━━━ Provided records ━━━

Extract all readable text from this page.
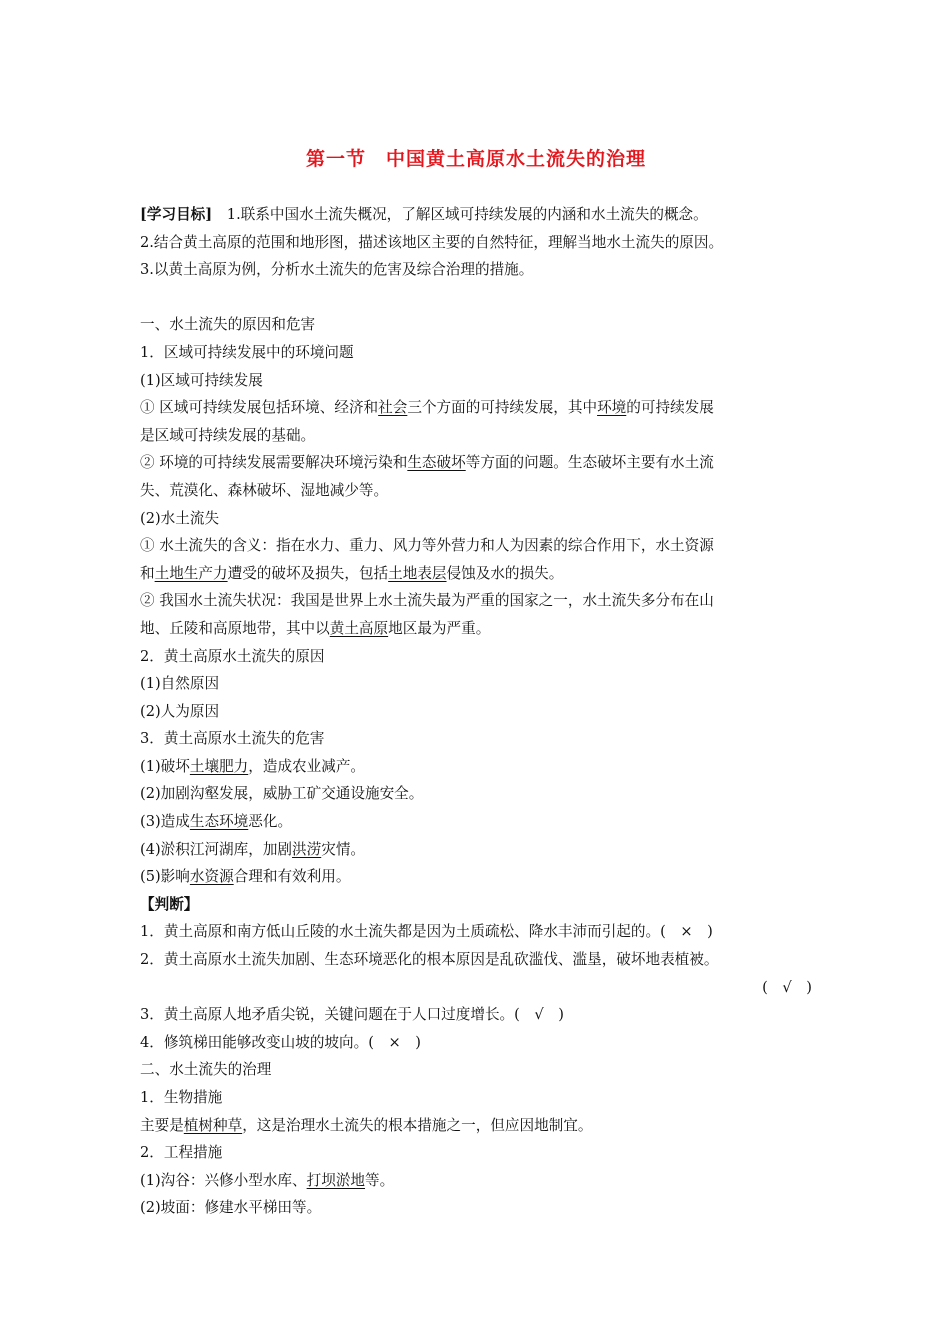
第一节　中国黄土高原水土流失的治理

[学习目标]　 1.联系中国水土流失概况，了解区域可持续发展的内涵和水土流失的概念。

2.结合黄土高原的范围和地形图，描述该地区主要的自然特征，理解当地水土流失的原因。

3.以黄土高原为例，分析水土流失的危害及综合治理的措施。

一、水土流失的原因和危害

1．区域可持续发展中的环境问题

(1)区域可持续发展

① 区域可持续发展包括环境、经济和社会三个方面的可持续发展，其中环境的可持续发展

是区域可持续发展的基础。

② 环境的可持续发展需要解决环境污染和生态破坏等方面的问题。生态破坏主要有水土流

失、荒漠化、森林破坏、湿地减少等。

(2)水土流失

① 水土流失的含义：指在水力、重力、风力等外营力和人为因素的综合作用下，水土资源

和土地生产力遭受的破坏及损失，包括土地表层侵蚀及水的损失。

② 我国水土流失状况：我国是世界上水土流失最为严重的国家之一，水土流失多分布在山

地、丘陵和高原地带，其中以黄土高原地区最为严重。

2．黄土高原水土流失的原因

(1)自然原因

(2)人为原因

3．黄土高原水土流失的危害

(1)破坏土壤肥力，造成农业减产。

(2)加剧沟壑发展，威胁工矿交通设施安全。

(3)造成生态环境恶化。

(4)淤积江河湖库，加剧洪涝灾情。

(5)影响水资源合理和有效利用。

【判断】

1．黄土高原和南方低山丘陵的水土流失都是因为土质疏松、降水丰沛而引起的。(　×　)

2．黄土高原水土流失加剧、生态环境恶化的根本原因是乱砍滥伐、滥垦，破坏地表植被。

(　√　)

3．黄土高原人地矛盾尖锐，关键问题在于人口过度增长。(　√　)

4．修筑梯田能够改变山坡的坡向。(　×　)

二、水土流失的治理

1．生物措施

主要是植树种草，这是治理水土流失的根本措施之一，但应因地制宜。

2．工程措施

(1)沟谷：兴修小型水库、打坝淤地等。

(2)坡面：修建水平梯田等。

━━━
━━━ Provided records ━━━

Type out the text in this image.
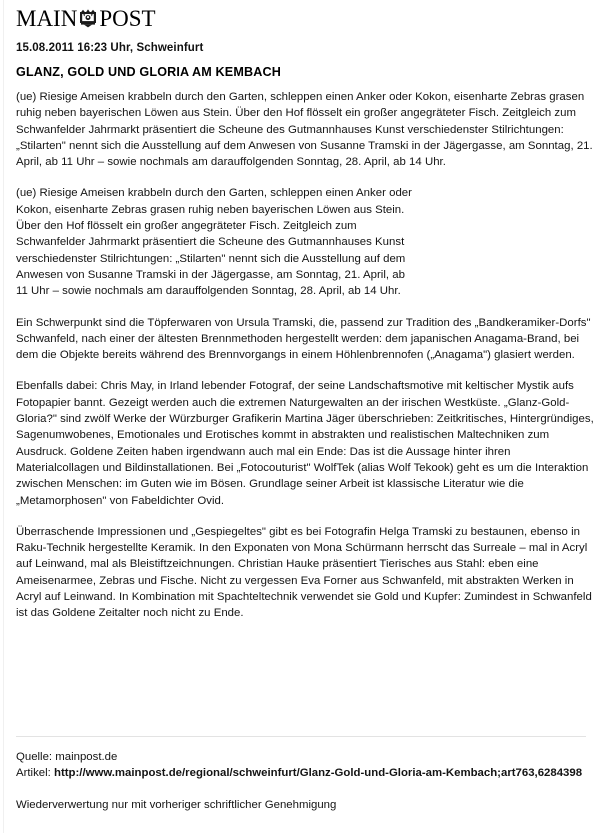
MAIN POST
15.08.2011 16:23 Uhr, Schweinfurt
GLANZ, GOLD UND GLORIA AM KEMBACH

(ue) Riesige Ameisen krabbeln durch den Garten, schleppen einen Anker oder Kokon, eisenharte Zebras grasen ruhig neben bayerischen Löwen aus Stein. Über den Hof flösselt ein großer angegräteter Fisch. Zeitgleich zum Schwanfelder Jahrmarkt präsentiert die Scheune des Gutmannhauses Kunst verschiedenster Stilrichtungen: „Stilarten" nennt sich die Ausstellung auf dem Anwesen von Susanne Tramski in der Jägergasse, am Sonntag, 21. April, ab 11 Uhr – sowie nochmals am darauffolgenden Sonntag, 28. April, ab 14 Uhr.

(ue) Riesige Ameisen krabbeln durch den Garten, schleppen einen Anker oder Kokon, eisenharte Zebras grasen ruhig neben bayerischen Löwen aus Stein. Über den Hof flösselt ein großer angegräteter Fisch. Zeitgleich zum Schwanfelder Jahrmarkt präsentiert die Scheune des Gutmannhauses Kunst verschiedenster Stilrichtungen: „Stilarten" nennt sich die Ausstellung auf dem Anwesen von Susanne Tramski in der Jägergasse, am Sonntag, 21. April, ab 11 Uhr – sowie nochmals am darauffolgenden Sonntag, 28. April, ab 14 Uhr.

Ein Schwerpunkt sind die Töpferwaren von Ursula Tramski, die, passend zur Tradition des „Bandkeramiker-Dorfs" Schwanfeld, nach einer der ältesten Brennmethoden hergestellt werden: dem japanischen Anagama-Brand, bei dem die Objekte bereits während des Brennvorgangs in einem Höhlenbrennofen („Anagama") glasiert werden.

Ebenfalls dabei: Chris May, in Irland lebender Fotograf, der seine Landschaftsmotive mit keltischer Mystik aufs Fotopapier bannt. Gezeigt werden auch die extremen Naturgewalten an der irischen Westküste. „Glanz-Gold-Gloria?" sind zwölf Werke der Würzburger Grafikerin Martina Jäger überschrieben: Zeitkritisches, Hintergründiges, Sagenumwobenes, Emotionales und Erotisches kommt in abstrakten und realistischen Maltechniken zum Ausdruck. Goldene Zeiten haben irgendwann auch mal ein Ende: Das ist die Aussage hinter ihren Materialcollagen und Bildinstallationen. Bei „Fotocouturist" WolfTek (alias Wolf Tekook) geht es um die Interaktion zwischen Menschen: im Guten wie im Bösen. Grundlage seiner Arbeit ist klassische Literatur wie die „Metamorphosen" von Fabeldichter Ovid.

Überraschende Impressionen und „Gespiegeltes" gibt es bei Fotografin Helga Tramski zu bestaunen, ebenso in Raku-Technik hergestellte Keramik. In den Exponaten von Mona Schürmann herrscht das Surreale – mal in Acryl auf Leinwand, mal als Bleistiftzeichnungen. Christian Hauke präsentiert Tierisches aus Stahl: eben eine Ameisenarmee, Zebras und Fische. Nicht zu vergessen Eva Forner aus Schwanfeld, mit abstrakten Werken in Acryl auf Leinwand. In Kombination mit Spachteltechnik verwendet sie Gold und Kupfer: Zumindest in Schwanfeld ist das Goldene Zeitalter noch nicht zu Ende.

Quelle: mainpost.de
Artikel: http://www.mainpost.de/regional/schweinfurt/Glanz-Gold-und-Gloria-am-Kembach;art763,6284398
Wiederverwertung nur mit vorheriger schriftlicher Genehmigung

━━━
━━━ Provided records ━━━

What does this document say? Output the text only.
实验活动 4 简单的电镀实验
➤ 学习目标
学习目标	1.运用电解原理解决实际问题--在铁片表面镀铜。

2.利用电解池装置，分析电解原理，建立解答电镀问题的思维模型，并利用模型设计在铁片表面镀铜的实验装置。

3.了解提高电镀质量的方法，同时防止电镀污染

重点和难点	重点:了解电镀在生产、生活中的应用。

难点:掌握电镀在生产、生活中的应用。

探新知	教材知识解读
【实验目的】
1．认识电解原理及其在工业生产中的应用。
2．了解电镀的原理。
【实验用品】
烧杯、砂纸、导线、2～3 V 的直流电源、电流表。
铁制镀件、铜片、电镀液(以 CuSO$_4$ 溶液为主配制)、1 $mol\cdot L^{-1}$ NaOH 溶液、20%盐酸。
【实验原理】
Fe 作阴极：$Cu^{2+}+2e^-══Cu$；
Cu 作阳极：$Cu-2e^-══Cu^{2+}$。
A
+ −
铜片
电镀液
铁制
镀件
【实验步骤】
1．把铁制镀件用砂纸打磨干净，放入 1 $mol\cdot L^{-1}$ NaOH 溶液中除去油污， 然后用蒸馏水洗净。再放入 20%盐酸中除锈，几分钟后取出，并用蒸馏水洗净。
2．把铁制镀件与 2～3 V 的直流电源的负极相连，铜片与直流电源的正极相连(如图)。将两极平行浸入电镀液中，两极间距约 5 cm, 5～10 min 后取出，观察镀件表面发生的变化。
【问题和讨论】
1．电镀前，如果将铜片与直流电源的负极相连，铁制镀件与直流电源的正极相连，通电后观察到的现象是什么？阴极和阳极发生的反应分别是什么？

━━━

Stated task>
Find every line in the records that contains the word "cdot"; copy those lines.

Reply>
铁制镀件、铜片、电镀液(以 CuSO$_4$ 溶液为主配制)、1 $mol\cdot L^{-1}$ NaOH 溶液、20%盐酸。
1．把铁制镀件用砂纸打磨干净，放入 1 $mol\cdot L^{-1}$ NaOH 溶液中除去油污， 然后用蒸馏水洗净。再放入 20%盐酸中除锈，几分钟后取出，并用蒸馏水洗净。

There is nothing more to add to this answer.